EXCERPTED RECORDS:
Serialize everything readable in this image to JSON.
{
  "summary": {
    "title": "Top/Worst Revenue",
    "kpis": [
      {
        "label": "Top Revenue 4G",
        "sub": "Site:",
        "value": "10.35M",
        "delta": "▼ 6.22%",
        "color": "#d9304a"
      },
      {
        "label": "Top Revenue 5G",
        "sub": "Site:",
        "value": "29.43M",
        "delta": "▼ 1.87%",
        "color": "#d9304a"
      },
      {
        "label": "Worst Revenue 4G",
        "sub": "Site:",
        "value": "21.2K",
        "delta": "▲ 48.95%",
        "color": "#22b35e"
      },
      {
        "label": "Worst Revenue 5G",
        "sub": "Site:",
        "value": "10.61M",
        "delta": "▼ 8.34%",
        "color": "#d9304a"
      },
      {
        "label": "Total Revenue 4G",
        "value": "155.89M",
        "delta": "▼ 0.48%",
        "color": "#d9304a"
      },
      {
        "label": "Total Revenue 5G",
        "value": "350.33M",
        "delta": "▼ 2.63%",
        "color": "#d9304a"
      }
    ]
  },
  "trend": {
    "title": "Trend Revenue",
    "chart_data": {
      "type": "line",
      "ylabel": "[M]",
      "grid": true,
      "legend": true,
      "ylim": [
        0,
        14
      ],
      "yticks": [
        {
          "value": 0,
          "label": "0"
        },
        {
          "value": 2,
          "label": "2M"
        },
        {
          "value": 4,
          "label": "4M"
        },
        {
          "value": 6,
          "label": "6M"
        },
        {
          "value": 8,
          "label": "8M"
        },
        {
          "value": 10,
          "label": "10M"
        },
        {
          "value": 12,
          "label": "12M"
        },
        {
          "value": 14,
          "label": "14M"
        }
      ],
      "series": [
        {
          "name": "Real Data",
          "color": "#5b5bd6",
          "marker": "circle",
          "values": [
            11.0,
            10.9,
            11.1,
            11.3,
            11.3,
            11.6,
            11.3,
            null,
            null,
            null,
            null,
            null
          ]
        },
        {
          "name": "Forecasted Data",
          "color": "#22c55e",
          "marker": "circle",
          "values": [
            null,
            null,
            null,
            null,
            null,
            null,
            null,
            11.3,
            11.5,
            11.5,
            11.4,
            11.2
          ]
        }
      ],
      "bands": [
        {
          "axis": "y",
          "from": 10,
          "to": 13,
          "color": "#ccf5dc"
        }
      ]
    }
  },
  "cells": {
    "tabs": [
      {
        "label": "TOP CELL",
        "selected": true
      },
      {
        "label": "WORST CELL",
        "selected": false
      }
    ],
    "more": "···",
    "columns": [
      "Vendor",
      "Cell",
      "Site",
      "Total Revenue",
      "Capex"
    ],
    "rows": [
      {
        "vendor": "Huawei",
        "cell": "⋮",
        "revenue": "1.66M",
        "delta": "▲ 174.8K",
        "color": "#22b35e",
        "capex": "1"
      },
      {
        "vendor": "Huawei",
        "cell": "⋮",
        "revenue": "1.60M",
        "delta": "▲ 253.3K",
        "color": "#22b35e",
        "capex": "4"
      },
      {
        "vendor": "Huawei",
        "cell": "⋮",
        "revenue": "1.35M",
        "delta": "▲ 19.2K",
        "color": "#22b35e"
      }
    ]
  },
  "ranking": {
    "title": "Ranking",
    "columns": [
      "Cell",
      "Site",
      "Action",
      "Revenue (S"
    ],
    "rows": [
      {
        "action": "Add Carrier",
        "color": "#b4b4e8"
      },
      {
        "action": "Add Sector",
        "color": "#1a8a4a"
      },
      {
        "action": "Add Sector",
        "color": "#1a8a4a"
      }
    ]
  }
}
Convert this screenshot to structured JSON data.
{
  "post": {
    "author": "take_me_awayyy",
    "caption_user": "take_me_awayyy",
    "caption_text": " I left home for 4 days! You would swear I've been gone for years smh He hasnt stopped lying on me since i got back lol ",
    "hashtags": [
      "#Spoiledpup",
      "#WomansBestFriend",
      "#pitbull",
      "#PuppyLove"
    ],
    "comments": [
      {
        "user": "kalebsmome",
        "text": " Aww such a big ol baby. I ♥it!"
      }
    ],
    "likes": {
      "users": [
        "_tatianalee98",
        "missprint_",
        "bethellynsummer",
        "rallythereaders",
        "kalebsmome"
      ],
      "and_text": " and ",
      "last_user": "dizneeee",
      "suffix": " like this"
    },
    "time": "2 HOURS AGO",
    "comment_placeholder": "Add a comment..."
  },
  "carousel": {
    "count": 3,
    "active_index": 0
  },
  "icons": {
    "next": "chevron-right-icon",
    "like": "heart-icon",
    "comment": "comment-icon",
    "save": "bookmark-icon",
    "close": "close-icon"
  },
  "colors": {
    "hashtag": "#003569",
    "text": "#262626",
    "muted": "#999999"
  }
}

WORK TO COMPLETE: Copy out each line exactly.

COMPLETE RESPONSE:
Serialize everything readable in this image to JSON.
{
  "summary": {
    "title": "Top/Worst Revenue",
    "kpis": [
      {
        "label": "Top Revenue 4G",
        "sub": "Site:",
        "value": "10.35M",
        "delta": "▼ 6.22%",
        "color": "#d9304a"
      },
      {
        "label": "Top Revenue 5G",
        "sub": "Site:",
        "value": "29.43M",
        "delta": "▼ 1.87%",
        "color": "#d9304a"
      },
      {
        "label": "Worst Revenue 4G",
        "sub": "Site:",
        "value": "21.2K",
        "delta": "▲ 48.95%",
        "color": "#22b35e"
      },
      {
        "label": "Worst Revenue 5G",
        "sub": "Site:",
        "value": "10.61M",
        "delta": "▼ 8.34%",
        "color": "#d9304a"
      },
      {
        "label": "Total Revenue 4G",
        "value": "155.89M",
        "delta": "▼ 0.48%",
        "color": "#d9304a"
      },
      {
        "label": "Total Revenue 5G",
        "value": "350.33M",
        "delta": "▼ 2.63%",
        "color": "#d9304a"
      }
    ]
  },
  "trend": {
    "title": "Trend Revenue",
    "chart_data": {
      "type": "line",
      "ylabel": "[M]",
      "grid": true,
      "legend": true,
      "ylim": [
        0,
        14
      ],
      "yticks": [
        {
          "value": 0,
          "label": "0"
        },
        {
          "value": 2,
          "label": "2M"
        },
        {
          "value": 4,
          "label": "4M"
        },
        {
          "value": 6,
          "label": "6M"
        },
        {
          "value": 8,
          "label": "8M"
        },
        {
          "value": 10,
          "label": "10M"
        },
        {
          "value": 12,
          "label": "12M"
        },
        {
          "value": 14,
          "label": "14M"
        }
      ],
      "series": [
        {
          "name": "Real Data",
          "color": "#5b5bd6",
          "marker": "circle",
          "values": [
            11.0,
            10.9,
            11.1,
            11.3,
            11.3,
            11.6,
            11.3,
            null,
            null,
            null,
            null,
            null
          ]
        },
        {
          "name": "Forecasted Data",
          "color": "#22c55e",
          "marker": "circle",
          "values": [
            null,
            null,
            null,
            null,
            null,
            null,
            null,
            11.3,
            11.5,
            11.5,
            11.4,
            11.2
          ]
        }
      ],
      "bands": [
        {
          "axis": "y",
          "from": 10,
          "to": 13,
          "color": "#ccf5dc"
        }
      ]
    }
  },
  "cells": {
    "tabs": [
      {
        "label": "TOP CELL",
        "selected": true
      },
      {
        "label": "WORST CELL",
        "selected": false
      }
    ],
    "more": "···",
    "columns": [
      "Vendor",
      "Cell",
      "Site",
      "Total Revenue",
      "Capex"
    ],
    "rows": [
      {
        "vendor": "Huawei",
        "cell": "⋮",
        "revenue": "1.66M",
        "delta": "▲ 174.8K",
        "color": "#22b35e",
        "capex": "1"
      },
      {
        "vendor": "Huawei",
        "cell": "⋮",
        "revenue": "1.60M",
        "delta": "▲ 253.3K",
        "color": "#22b35e",
        "capex": "4"
      },
      {
        "vendor": "Huawei",
        "cell": "⋮",
        "revenue": "1.35M",
        "delta": "▲ 19.2K",
        "color": "#22b35e"
      }
    ]
  },
  "ranking": {
    "title": "Ranking",
    "columns": [
      "Cell",
      "Site",
      "Action",
      "Revenue (S"
    ],
    "rows": [
      {
        "action": "Add Carrier",
        "color": "#b4b4e8"
      },
      {
        "action": "Add Sector",
        "color": "#1a8a4a"
      },
      {
        "action": "Add Sector",
        "color": "#1a8a4a"
      }
    ]
  }
}
Convert this screenshot to structured JSON data.
{
  "post": {
    "author": "take_me_awayyy",
    "caption_user": "take_me_awayyy",
    "caption_text": " I left home for 4 days! You would swear I've been gone for years smh He hasnt stopped lying on me since i got back lol ",
    "hashtags": [
      "#Spoiledpup",
      "#WomansBestFriend",
      "#pitbull",
      "#PuppyLove"
    ],
    "comments": [
      {
        "user": "kalebsmome",
        "text": " Aww such a big ol baby. I ♥it!"
      }
    ],
    "likes": {
      "users": [
        "_tatianalee98",
        "missprint_",
        "bethellynsummer",
        "rallythereaders",
        "kalebsmome"
      ],
      "and_text": " and ",
      "last_user": "dizneeee",
      "suffix": " like this"
    },
    "time": "2 HOURS AGO",
    "comment_placeholder": "Add a comment..."
  },
  "carousel": {
    "count": 3,
    "active_index": 0
  },
  "icons": {
    "next": "chevron-right-icon",
    "like": "heart-icon",
    "comment": "comment-icon",
    "save": "bookmark-icon",
    "close": "close-icon"
  },
  "colors": {
    "hashtag": "#003569",
    "text": "#262626",
    "muted": "#999999"
  }
}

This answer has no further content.